* [Problem requirements]
Pull each line holding "política" out of the entries below.

* [Supplied material]
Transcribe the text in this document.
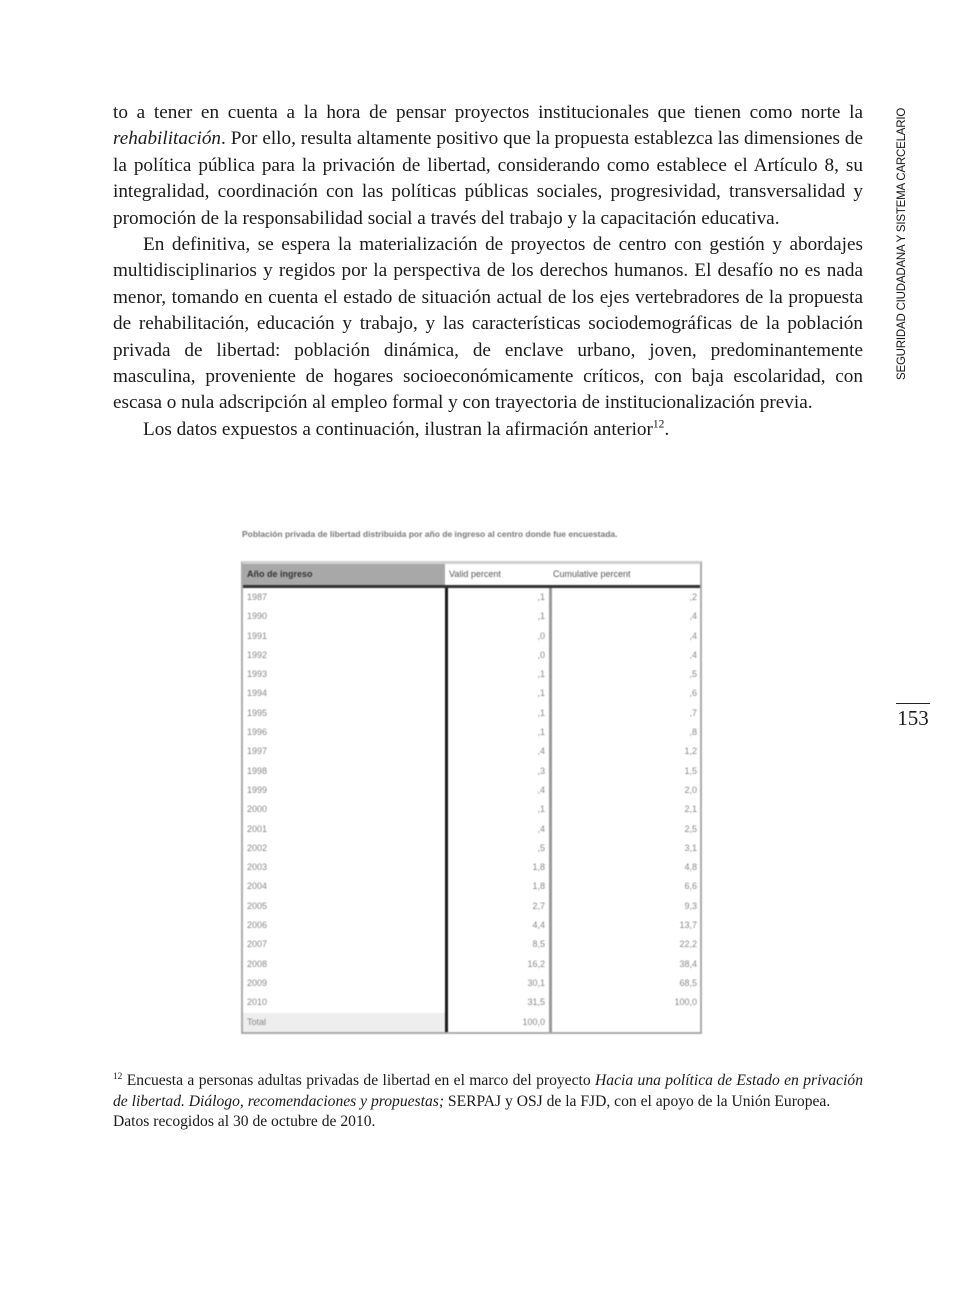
SEGURIDAD CIUDADANA Y SISTEMA CARCELARIO
153

to a tener en cuenta a la hora de pensar proyectos institucionales que tienen como norte la rehabilitación. Por ello, resulta altamente positivo que la propuesta establezca las dimensiones de la política pública para la privación de libertad, considerando como establece el Artículo 8, su integralidad, coordinación con las políticas públicas sociales, progresividad, transversalidad y promoción de la responsabilidad social a través del trabajo y la capacitación educativa.

En definitiva, se espera la materialización de proyectos de centro con gestión y abordajes multidisciplinarios y regidos por la perspectiva de los derechos humanos. El desafío no es nada menor, tomando en cuenta el estado de situación actual de los ejes vertebradores de la propuesta de rehabilitación, educación y trabajo, y las características sociodemográficas de la población privada de libertad: población dinámica, de enclave urbano, joven, predominantemente masculina, proveniente de hogares socioeconómicamente críticos, con baja escolaridad, con escasa o nula adscripción al empleo formal y con trayectoria de institucionalización previa.

Los datos expuestos a continuación, ilustran la afirmación anterior$^{12}$.

Población privada de libertad distribuida por año de ingreso al centro donde fue encuestada.
Año de ingreso	Valid percent	Cumulative percent
1987	,1	,2
1990	,1	,4
1991	,0	,4
1992	,0	,4
1993	,1	,5
1994	,1	,6
1995	,1	,7
1996	,1	,8
1997	,4	1,2
1998	,3	1,5
1999	,4	2,0
2000	,1	2,1
2001	,4	2,5
2002	,5	3,1
2003	1,8	4,8
2004	1,8	6,6
2005	2,7	9,3
2006	4,4	13,7
2007	8,5	22,2
2008	16,2	38,4
2009	30,1	68,5
2010	31,5	100,0
Total	100,0

$^{12}$ Encuesta a personas adultas privadas de libertad en el marco del proyecto Hacia una política de Estado en privación de libertad. Diálogo, recomendaciones y propuestas; SERPAJ y OSJ de la FJD, con el apoyo de la Unión Europea.

Datos recogidos al 30 de octubre de 2010.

* [Written answer]
to a tener en cuenta a la hora de pensar proyectos institucionales que tienen como norte la rehabilitación. Por ello, resulta altamente positivo que la propuesta establezca las dimensiones de la política pública para la privación de libertad, considerando como establece el Artículo 8, su integralidad, coordinación con las políticas públicas sociales, progresividad, transversalidad y promoción de la responsabilidad social a través del trabajo y la capacitación educativa.
$^{12}$ Encuesta a personas adultas privadas de libertad en el marco del proyecto Hacia una política de Estado en privación de libertad. Diálogo, recomendaciones y propuestas; SERPAJ y OSJ de la FJD, con el apoyo de la Unión Europea.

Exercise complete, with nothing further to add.